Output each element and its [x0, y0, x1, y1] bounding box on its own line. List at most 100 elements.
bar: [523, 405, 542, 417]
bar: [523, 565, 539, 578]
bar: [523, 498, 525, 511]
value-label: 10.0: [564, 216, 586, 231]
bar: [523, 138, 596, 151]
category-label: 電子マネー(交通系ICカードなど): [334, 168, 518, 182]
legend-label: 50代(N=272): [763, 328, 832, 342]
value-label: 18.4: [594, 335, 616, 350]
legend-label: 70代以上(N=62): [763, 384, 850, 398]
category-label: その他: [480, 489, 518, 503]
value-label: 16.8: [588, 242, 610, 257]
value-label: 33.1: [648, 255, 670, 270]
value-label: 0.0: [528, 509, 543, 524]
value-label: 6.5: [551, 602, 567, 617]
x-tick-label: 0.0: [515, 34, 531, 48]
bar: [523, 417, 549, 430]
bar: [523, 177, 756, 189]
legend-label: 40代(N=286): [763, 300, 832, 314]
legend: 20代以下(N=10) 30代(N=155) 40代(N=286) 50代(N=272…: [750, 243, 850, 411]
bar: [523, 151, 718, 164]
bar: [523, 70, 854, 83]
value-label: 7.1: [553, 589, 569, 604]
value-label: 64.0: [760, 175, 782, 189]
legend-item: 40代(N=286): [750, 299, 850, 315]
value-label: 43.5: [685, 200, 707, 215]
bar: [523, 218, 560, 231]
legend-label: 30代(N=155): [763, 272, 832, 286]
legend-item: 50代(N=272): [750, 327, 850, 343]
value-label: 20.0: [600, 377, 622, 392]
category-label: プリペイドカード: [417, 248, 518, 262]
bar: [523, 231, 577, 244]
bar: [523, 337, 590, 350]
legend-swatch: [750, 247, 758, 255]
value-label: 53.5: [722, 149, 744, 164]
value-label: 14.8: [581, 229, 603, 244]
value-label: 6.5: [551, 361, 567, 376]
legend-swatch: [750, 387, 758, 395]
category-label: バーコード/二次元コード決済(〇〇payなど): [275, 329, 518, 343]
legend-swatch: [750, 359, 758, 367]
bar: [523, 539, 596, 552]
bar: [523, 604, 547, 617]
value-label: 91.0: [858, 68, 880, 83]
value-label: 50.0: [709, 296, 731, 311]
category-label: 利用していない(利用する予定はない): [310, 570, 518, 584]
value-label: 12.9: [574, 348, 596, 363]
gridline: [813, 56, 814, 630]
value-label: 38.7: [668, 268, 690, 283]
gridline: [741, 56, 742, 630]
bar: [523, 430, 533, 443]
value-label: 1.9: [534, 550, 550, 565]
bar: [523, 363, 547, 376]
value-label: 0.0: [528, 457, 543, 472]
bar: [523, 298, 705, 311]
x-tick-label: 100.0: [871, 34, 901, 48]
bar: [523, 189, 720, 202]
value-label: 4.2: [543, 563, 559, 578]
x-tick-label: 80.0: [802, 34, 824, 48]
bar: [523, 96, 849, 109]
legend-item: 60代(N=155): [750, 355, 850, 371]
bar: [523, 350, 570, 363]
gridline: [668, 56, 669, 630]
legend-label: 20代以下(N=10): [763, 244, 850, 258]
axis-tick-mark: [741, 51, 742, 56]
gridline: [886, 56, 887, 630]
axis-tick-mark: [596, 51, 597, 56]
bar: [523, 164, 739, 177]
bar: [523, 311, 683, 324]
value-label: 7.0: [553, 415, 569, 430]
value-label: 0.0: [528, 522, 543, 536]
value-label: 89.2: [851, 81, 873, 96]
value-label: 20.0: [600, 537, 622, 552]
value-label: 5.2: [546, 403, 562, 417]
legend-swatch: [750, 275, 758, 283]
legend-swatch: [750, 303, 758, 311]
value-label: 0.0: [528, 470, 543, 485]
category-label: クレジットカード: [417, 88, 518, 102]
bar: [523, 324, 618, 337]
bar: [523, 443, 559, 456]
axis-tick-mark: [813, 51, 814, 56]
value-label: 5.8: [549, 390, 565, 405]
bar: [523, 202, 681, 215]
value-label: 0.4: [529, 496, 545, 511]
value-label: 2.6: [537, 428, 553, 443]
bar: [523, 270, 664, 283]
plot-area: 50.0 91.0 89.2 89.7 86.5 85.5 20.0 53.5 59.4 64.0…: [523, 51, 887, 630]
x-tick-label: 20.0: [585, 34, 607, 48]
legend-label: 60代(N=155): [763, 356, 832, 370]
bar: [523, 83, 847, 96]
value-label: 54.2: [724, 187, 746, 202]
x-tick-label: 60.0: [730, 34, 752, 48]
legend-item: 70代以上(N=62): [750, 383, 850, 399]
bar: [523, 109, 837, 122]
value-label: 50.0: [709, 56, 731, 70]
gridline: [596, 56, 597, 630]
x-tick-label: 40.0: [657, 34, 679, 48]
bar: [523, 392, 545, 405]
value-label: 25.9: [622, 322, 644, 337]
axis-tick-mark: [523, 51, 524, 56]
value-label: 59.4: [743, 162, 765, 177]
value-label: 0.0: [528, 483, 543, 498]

● **SET TASK**
Copy every line of the records above, changing nothing.

● **TASK OUTPUT**
Output each element and its [x0, y0, x1, y1] bounding box on its own line. List at most 100 elements.
bar: [523, 405, 542, 417]
bar: [523, 565, 539, 578]
bar: [523, 498, 525, 511]
value-label: 10.0: [564, 216, 586, 231]
bar: [523, 138, 596, 151]
category-label: 電子マネー(交通系ICカードなど): [334, 168, 518, 182]
legend-label: 50代(N=272): [763, 328, 832, 342]
value-label: 18.4: [594, 335, 616, 350]
legend-label: 70代以上(N=62): [763, 384, 850, 398]
category-label: その他: [480, 489, 518, 503]
value-label: 16.8: [588, 242, 610, 257]
value-label: 33.1: [648, 255, 670, 270]
value-label: 0.0: [528, 509, 543, 524]
value-label: 6.5: [551, 602, 567, 617]
x-tick-label: 0.0: [515, 34, 531, 48]
bar: [523, 417, 549, 430]
bar: [523, 177, 756, 189]
legend-label: 40代(N=286): [763, 300, 832, 314]
legend: 20代以下(N=10) 30代(N=155) 40代(N=286) 50代(N=272…: [750, 243, 850, 411]
bar: [523, 151, 718, 164]
bar: [523, 70, 854, 83]
value-label: 7.1: [553, 589, 569, 604]
value-label: 64.0: [760, 175, 782, 189]
legend-item: 40代(N=286): [750, 299, 850, 315]
value-label: 43.5: [685, 200, 707, 215]
bar: [523, 218, 560, 231]
legend-label: 30代(N=155): [763, 272, 832, 286]
legend-item: 50代(N=272): [750, 327, 850, 343]
value-label: 20.0: [600, 377, 622, 392]
category-label: プリペイドカード: [417, 248, 518, 262]
bar: [523, 231, 577, 244]
bar: [523, 337, 590, 350]
legend-swatch: [750, 247, 758, 255]
value-label: 53.5: [722, 149, 744, 164]
value-label: 14.8: [581, 229, 603, 244]
value-label: 6.5: [551, 361, 567, 376]
legend-swatch: [750, 387, 758, 395]
category-label: バーコード/二次元コード決済(〇〇payなど): [275, 329, 518, 343]
legend-swatch: [750, 359, 758, 367]
bar: [523, 539, 596, 552]
bar: [523, 604, 547, 617]
value-label: 91.0: [858, 68, 880, 83]
value-label: 50.0: [709, 296, 731, 311]
category-label: 利用していない(利用する予定はない): [310, 570, 518, 584]
value-label: 12.9: [574, 348, 596, 363]
gridline: [813, 56, 814, 630]
value-label: 38.7: [668, 268, 690, 283]
gridline: [741, 56, 742, 630]
bar: [523, 430, 533, 443]
value-label: 1.9: [534, 550, 550, 565]
bar: [523, 363, 547, 376]
value-label: 0.0: [528, 457, 543, 472]
bar: [523, 298, 705, 311]
x-tick-label: 100.0: [871, 34, 901, 48]
bar: [523, 189, 720, 202]
value-label: 4.2: [543, 563, 559, 578]
x-tick-label: 80.0: [802, 34, 824, 48]
bar: [523, 96, 849, 109]
legend-item: 60代(N=155): [750, 355, 850, 371]
bar: [523, 350, 570, 363]
gridline: [668, 56, 669, 630]
legend-label: 20代以下(N=10): [763, 244, 850, 258]
axis-tick-mark: [741, 51, 742, 56]
gridline: [886, 56, 887, 630]
axis-tick-mark: [596, 51, 597, 56]
bar: [523, 164, 739, 177]
bar: [523, 311, 683, 324]
value-label: 7.0: [553, 415, 569, 430]
value-label: 0.0: [528, 522, 543, 536]
value-label: 89.2: [851, 81, 873, 96]
value-label: 20.0: [600, 537, 622, 552]
value-label: 5.2: [546, 403, 562, 417]
legend-swatch: [750, 275, 758, 283]
legend-swatch: [750, 303, 758, 311]
value-label: 0.0: [528, 470, 543, 485]
category-label: クレジットカード: [417, 88, 518, 102]
bar: [523, 324, 618, 337]
bar: [523, 443, 559, 456]
axis-tick-mark: [813, 51, 814, 56]
value-label: 5.8: [549, 390, 565, 405]
bar: [523, 202, 681, 215]
value-label: 0.4: [529, 496, 545, 511]
value-label: 2.6: [537, 428, 553, 443]
bar: [523, 270, 664, 283]
plot-area: 50.0 91.0 89.2 89.7 86.5 85.5 20.0 53.5 59.4 64.0…: [523, 51, 887, 630]
x-tick-label: 20.0: [585, 34, 607, 48]
legend-label: 60代(N=155): [763, 356, 832, 370]
bar: [523, 83, 847, 96]
value-label: 54.2: [724, 187, 746, 202]
x-tick-label: 60.0: [730, 34, 752, 48]
legend-item: 70代以上(N=62): [750, 383, 850, 399]
bar: [523, 109, 837, 122]
value-label: 50.0: [709, 56, 731, 70]
gridline: [596, 56, 597, 630]
x-tick-label: 40.0: [657, 34, 679, 48]
bar: [523, 392, 545, 405]
value-label: 25.9: [622, 322, 644, 337]
axis-tick-mark: [523, 51, 524, 56]
value-label: 59.4: [743, 162, 765, 177]
value-label: 0.0: [528, 483, 543, 498]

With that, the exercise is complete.